--- Begin Supplied data ---

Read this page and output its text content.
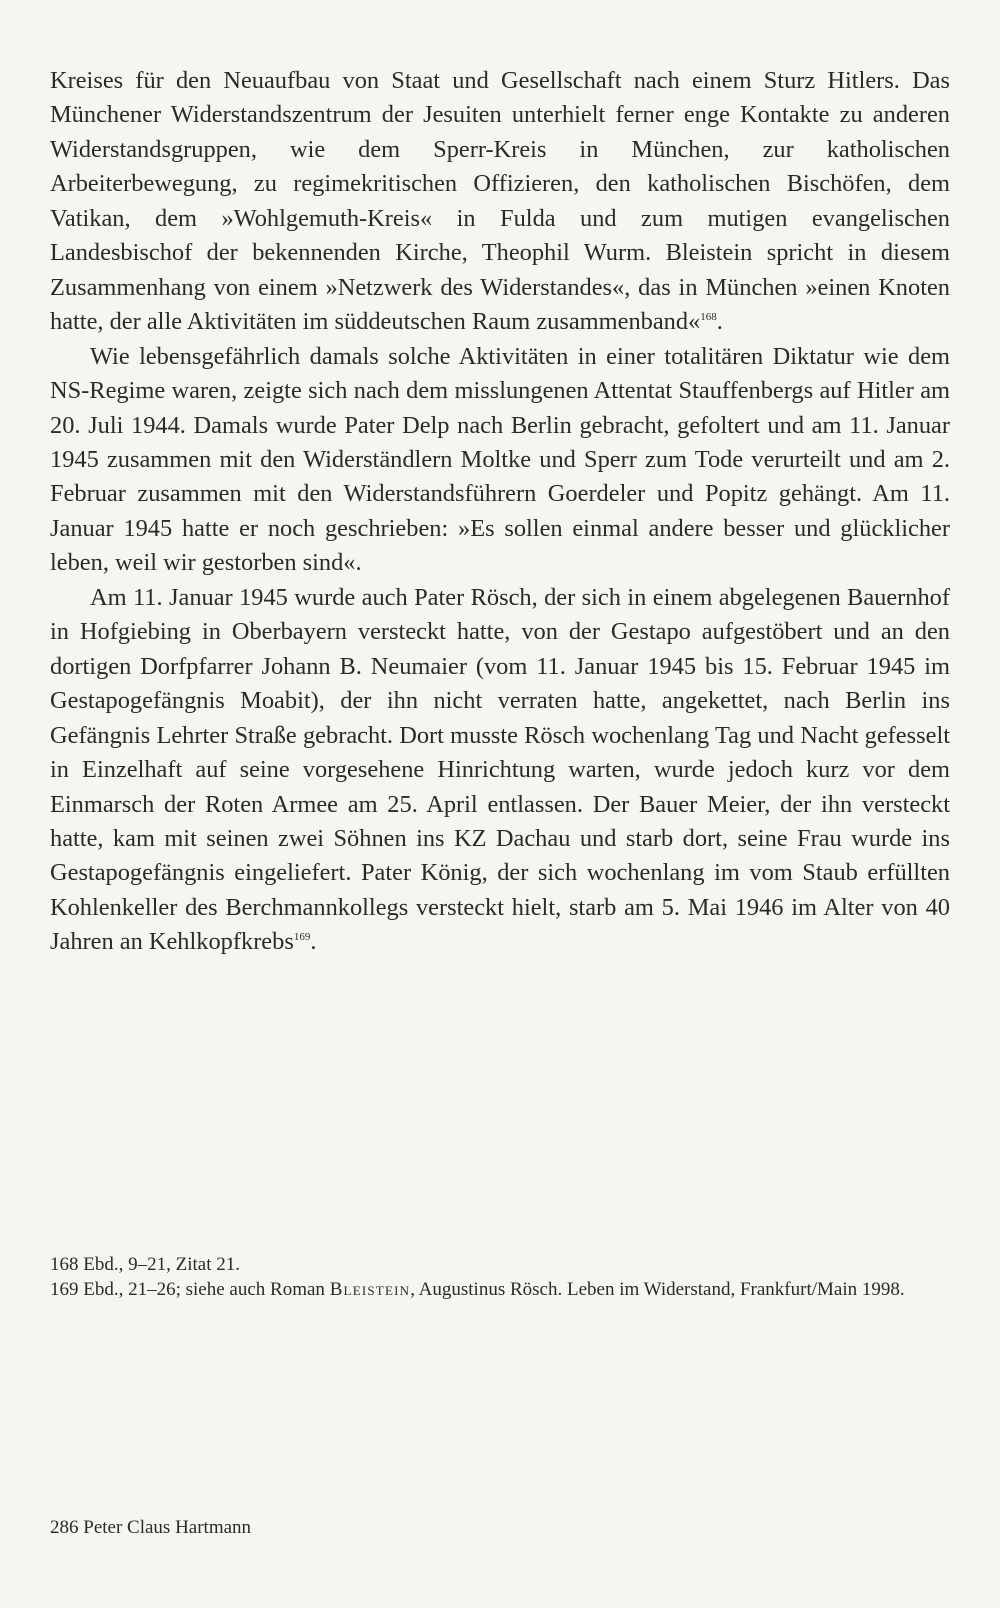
Kreises für den Neuaufbau von Staat und Gesellschaft nach einem Sturz Hitlers. Das Münchener Widerstandszentrum der Jesuiten unterhielt ferner enge Kontakte zu anderen Widerstandsgruppen, wie dem Sperr-Kreis in München, zur katholischen Arbeiterbewegung, zu regimekritischen Offizieren, den katholischen Bischöfen, dem Vatikan, dem »Wohlgemuth-Kreis« in Fulda und zum mutigen evangelischen Landesbischof der bekennenden Kirche, Theophil Wurm. Bleistein spricht in diesem Zusammenhang von einem »Netzwerk des Widerstandes«, das in München »einen Knoten hatte, der alle Aktivitäten im süddeutschen Raum zusammenband«$^{168}$.

Wie lebensgefährlich damals solche Aktivitäten in einer totalitären Diktatur wie dem NS-Regime waren, zeigte sich nach dem misslungenen Attentat Stauffenbergs auf Hitler am 20. Juli 1944. Damals wurde Pater Delp nach Berlin gebracht, gefoltert und am 11. Januar 1945 zusammen mit den Widerständlern Moltke und Sperr zum Tode verurteilt und am 2. Februar zusammen mit den Widerstandsführern Goerdeler und Popitz gehängt. Am 11. Januar 1945 hatte er noch geschrieben: »Es sollen einmal andere besser und glücklicher leben, weil wir gestorben sind«.

Am 11. Januar 1945 wurde auch Pater Rösch, der sich in einem abgelegenen Bauernhof in Hofgiebing in Oberbayern versteckt hatte, von der Gestapo aufgestöbert und an den dortigen Dorfpfarrer Johann B. Neumaier (vom 11. Januar 1945 bis 15. Februar 1945 im Gestapogefängnis Moabit), der ihn nicht verraten hatte, angekettet, nach Berlin ins Gefängnis Lehrter Straße gebracht. Dort musste Rösch wochenlang Tag und Nacht gefesselt in Einzelhaft auf seine vorgesehene Hinrichtung warten, wurde jedoch kurz vor dem Einmarsch der Roten Armee am 25. April entlassen. Der Bauer Meier, der ihn versteckt hatte, kam mit seinen zwei Söhnen ins KZ Dachau und starb dort, seine Frau wurde ins Gestapogefängnis eingeliefert. Pater König, der sich wochenlang im vom Staub erfüllten Kohlenkeller des Berchmannkollegs versteckt hielt, starb am 5. Mai 1946 im Alter von 40 Jahren an Kehlkopfkrebs$^{169}$.

168 Ebd., 9–21, Zitat 21.

169 Ebd., 21–26; siehe auch Roman Bleistein, Augustinus Rösch. Leben im Widerstand, Frankfurt/Main 1998.

286 Peter Claus Hartmann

--- End Supplied data ---

Stated problem: Take every line above carrying "Bleistein" and return it.

Worked answer:
Kreises für den Neuaufbau von Staat und Gesellschaft nach einem Sturz Hitlers. Das Münchener Widerstandszentrum der Jesuiten unterhielt ferner enge Kontakte zu anderen Widerstandsgruppen, wie dem Sperr-Kreis in München, zur katholischen Arbeiterbewegung, zu regimekritischen Offizieren, den katholischen Bischöfen, dem Vatikan, dem »Wohlgemuth-Kreis« in Fulda und zum mutigen evangelischen Landesbischof der bekennenden Kirche, Theophil Wurm. Bleistein spricht in diesem Zusammenhang von einem »Netzwerk des Widerstandes«, das in München »einen Knoten hatte, der alle Aktivitäten im süddeutschen Raum zusammenband«$^{168}$.
169 Ebd., 21–26; siehe auch Roman Bleistein, Augustinus Rösch. Leben im Widerstand, Frankfurt/Main 1998.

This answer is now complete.